**What the task asks**
Find and return each line containing "Ctrl".

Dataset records
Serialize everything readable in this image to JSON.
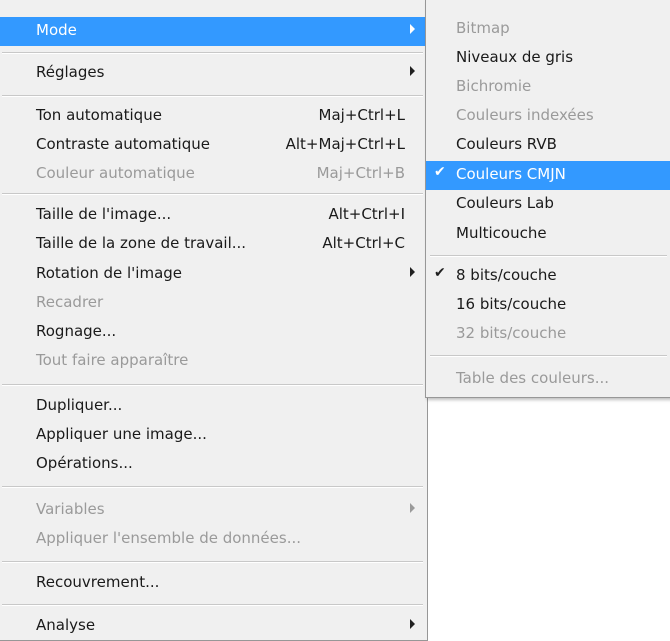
{
  "main_menu": {
    "items": [
      {
        "label": "Mode",
        "shortcut": "",
        "submenu": true,
        "state": "highlighted"
      },
      {
        "label": "Réglages",
        "shortcut": "",
        "submenu": true,
        "state": "enabled"
      },
      {
        "label": "Ton automatique",
        "shortcut": "Maj+Ctrl+L",
        "submenu": false,
        "state": "enabled"
      },
      {
        "label": "Contraste automatique",
        "shortcut": "Alt+Maj+Ctrl+L",
        "submenu": false,
        "state": "enabled"
      },
      {
        "label": "Couleur automatique",
        "shortcut": "Maj+Ctrl+B",
        "submenu": false,
        "state": "disabled"
      },
      {
        "label": "Taille de l'image...",
        "shortcut": "Alt+Ctrl+I",
        "submenu": false,
        "state": "enabled"
      },
      {
        "label": "Taille de la zone de travail...",
        "shortcut": "Alt+Ctrl+C",
        "submenu": false,
        "state": "enabled"
      },
      {
        "label": "Rotation de l'image",
        "shortcut": "",
        "submenu": true,
        "state": "enabled"
      },
      {
        "label": "Recadrer",
        "shortcut": "",
        "submenu": false,
        "state": "disabled"
      },
      {
        "label": "Rognage...",
        "shortcut": "",
        "submenu": false,
        "state": "enabled"
      },
      {
        "label": "Tout faire apparaître",
        "shortcut": "",
        "submenu": false,
        "state": "disabled"
      },
      {
        "label": "Dupliquer...",
        "shortcut": "",
        "submenu": false,
        "state": "enabled"
      },
      {
        "label": "Appliquer une image...",
        "shortcut": "",
        "submenu": false,
        "state": "enabled"
      },
      {
        "label": "Opérations...",
        "shortcut": "",
        "submenu": false,
        "state": "enabled"
      },
      {
        "label": "Variables",
        "shortcut": "",
        "submenu": true,
        "state": "disabled"
      },
      {
        "label": "Appliquer l'ensemble de données...",
        "shortcut": "",
        "submenu": false,
        "state": "disabled"
      },
      {
        "label": "Recouvrement...",
        "shortcut": "",
        "submenu": false,
        "state": "enabled"
      },
      {
        "label": "Analyse",
        "shortcut": "",
        "submenu": true,
        "state": "enabled"
      }
    ]
  },
  "mode_submenu": {
    "items": [
      {
        "label": "Bitmap",
        "checked": false,
        "state": "disabled"
      },
      {
        "label": "Niveaux de gris",
        "checked": false,
        "state": "enabled"
      },
      {
        "label": "Bichromie",
        "checked": false,
        "state": "disabled"
      },
      {
        "label": "Couleurs indexées",
        "checked": false,
        "state": "disabled"
      },
      {
        "label": "Couleurs RVB",
        "checked": false,
        "state": "enabled"
      },
      {
        "label": "Couleurs CMJN",
        "checked": true,
        "state": "highlighted"
      },
      {
        "label": "Couleurs Lab",
        "checked": false,
        "state": "enabled"
      },
      {
        "label": "Multicouche",
        "checked": false,
        "state": "enabled"
      },
      {
        "label": "8 bits/couche",
        "checked": true,
        "state": "enabled"
      },
      {
        "label": "16 bits/couche",
        "checked": false,
        "state": "enabled"
      },
      {
        "label": "32 bits/couche",
        "checked": false,
        "state": "disabled"
      },
      {
        "label": "Table des couleurs...",
        "checked": false,
        "state": "disabled"
      }
    ]
  },
  "check_glyph": "✔",
  "colors": {
    "highlight": "#3399ff",
    "menu_bg": "#f0f0f0",
    "disabled_text": "#9a9a9a"
  }
}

**Answer to the problem**
        "shortcut": "Maj+Ctrl+L",
        "shortcut": "Alt+Maj+Ctrl+L",
        "shortcut": "Maj+Ctrl+B",
        "shortcut": "Alt+Ctrl+I",
        "shortcut": "Alt+Ctrl+C",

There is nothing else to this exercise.